Chart and figure data:

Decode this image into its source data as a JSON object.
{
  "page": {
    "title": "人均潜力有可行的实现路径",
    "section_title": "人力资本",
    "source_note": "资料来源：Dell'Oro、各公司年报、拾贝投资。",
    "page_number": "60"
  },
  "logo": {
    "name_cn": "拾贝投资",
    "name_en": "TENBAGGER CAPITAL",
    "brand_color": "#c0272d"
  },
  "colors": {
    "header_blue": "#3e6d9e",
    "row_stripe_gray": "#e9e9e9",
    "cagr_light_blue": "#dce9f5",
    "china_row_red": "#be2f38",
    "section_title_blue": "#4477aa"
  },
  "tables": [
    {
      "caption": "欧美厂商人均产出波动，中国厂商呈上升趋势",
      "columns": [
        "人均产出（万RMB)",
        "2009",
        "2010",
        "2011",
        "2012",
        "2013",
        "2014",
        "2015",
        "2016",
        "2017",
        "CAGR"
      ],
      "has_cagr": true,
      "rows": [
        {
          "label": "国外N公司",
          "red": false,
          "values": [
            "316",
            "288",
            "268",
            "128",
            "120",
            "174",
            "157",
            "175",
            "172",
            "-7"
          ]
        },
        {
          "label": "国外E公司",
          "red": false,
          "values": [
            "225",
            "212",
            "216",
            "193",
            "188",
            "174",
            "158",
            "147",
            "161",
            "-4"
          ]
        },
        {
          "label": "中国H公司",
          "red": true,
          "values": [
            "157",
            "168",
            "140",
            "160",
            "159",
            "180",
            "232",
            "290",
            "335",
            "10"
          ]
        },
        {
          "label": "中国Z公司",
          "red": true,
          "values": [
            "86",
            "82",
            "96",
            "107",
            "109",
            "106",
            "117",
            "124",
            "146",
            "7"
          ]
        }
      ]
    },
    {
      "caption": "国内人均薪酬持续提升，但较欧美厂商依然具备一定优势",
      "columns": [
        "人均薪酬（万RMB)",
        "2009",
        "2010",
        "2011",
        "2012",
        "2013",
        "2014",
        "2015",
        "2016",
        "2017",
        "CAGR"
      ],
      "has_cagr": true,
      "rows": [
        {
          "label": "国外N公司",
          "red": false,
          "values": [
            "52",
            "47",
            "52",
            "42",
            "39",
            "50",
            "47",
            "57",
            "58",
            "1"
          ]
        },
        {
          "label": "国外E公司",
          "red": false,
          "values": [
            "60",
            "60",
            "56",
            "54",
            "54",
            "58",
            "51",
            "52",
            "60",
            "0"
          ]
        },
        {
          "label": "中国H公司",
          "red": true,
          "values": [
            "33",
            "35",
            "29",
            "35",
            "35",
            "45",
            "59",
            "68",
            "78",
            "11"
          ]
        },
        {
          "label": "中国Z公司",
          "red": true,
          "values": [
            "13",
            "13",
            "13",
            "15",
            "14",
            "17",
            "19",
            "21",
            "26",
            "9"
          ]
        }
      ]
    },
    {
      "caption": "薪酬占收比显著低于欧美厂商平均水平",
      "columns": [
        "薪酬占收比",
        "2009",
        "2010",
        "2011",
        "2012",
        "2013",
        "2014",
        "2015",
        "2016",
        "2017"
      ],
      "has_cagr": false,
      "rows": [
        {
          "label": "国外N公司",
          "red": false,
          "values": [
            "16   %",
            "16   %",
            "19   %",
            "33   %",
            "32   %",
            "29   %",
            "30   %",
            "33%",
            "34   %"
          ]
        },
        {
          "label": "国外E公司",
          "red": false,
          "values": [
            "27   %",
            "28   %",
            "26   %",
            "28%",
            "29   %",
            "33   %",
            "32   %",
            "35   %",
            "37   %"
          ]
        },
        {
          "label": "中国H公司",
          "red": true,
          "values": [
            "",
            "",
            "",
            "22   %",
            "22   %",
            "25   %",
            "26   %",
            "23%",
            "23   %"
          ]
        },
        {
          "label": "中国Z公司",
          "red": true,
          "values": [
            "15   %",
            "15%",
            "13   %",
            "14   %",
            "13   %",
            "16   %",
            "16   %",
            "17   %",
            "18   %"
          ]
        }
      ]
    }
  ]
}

Problem to work on
Extract all of the data shown above without alteration.

Solution to the problem
Decode this image into its source data as a JSON object.
{
  "page": {
    "title": "人均潜力有可行的实现路径",
    "section_title": "人力资本",
    "source_note": "资料来源：Dell'Oro、各公司年报、拾贝投资。",
    "page_number": "60"
  },
  "logo": {
    "name_cn": "拾贝投资",
    "name_en": "TENBAGGER CAPITAL",
    "brand_color": "#c0272d"
  },
  "colors": {
    "header_blue": "#3e6d9e",
    "row_stripe_gray": "#e9e9e9",
    "cagr_light_blue": "#dce9f5",
    "china_row_red": "#be2f38",
    "section_title_blue": "#4477aa"
  },
  "tables": [
    {
      "caption": "欧美厂商人均产出波动，中国厂商呈上升趋势",
      "columns": [
        "人均产出（万RMB)",
        "2009",
        "2010",
        "2011",
        "2012",
        "2013",
        "2014",
        "2015",
        "2016",
        "2017",
        "CAGR"
      ],
      "has_cagr": true,
      "rows": [
        {
          "label": "国外N公司",
          "red": false,
          "values": [
            "316",
            "288",
            "268",
            "128",
            "120",
            "174",
            "157",
            "175",
            "172",
            "-7"
          ]
        },
        {
          "label": "国外E公司",
          "red": false,
          "values": [
            "225",
            "212",
            "216",
            "193",
            "188",
            "174",
            "158",
            "147",
            "161",
            "-4"
          ]
        },
        {
          "label": "中国H公司",
          "red": true,
          "values": [
            "157",
            "168",
            "140",
            "160",
            "159",
            "180",
            "232",
            "290",
            "335",
            "10"
          ]
        },
        {
          "label": "中国Z公司",
          "red": true,
          "values": [
            "86",
            "82",
            "96",
            "107",
            "109",
            "106",
            "117",
            "124",
            "146",
            "7"
          ]
        }
      ]
    },
    {
      "caption": "国内人均薪酬持续提升，但较欧美厂商依然具备一定优势",
      "columns": [
        "人均薪酬（万RMB)",
        "2009",
        "2010",
        "2011",
        "2012",
        "2013",
        "2014",
        "2015",
        "2016",
        "2017",
        "CAGR"
      ],
      "has_cagr": true,
      "rows": [
        {
          "label": "国外N公司",
          "red": false,
          "values": [
            "52",
            "47",
            "52",
            "42",
            "39",
            "50",
            "47",
            "57",
            "58",
            "1"
          ]
        },
        {
          "label": "国外E公司",
          "red": false,
          "values": [
            "60",
            "60",
            "56",
            "54",
            "54",
            "58",
            "51",
            "52",
            "60",
            "0"
          ]
        },
        {
          "label": "中国H公司",
          "red": true,
          "values": [
            "33",
            "35",
            "29",
            "35",
            "35",
            "45",
            "59",
            "68",
            "78",
            "11"
          ]
        },
        {
          "label": "中国Z公司",
          "red": true,
          "values": [
            "13",
            "13",
            "13",
            "15",
            "14",
            "17",
            "19",
            "21",
            "26",
            "9"
          ]
        }
      ]
    },
    {
      "caption": "薪酬占收比显著低于欧美厂商平均水平",
      "columns": [
        "薪酬占收比",
        "2009",
        "2010",
        "2011",
        "2012",
        "2013",
        "2014",
        "2015",
        "2016",
        "2017"
      ],
      "has_cagr": false,
      "rows": [
        {
          "label": "国外N公司",
          "red": false,
          "values": [
            "16   %",
            "16   %",
            "19   %",
            "33   %",
            "32   %",
            "29   %",
            "30   %",
            "33%",
            "34   %"
          ]
        },
        {
          "label": "国外E公司",
          "red": false,
          "values": [
            "27   %",
            "28   %",
            "26   %",
            "28%",
            "29   %",
            "33   %",
            "32   %",
            "35   %",
            "37   %"
          ]
        },
        {
          "label": "中国H公司",
          "red": true,
          "values": [
            "",
            "",
            "",
            "22   %",
            "22   %",
            "25   %",
            "26   %",
            "23%",
            "23   %"
          ]
        },
        {
          "label": "中国Z公司",
          "red": true,
          "values": [
            "15   %",
            "15%",
            "13   %",
            "14   %",
            "13   %",
            "16   %",
            "16   %",
            "17   %",
            "18   %"
          ]
        }
      ]
    }
  ]
}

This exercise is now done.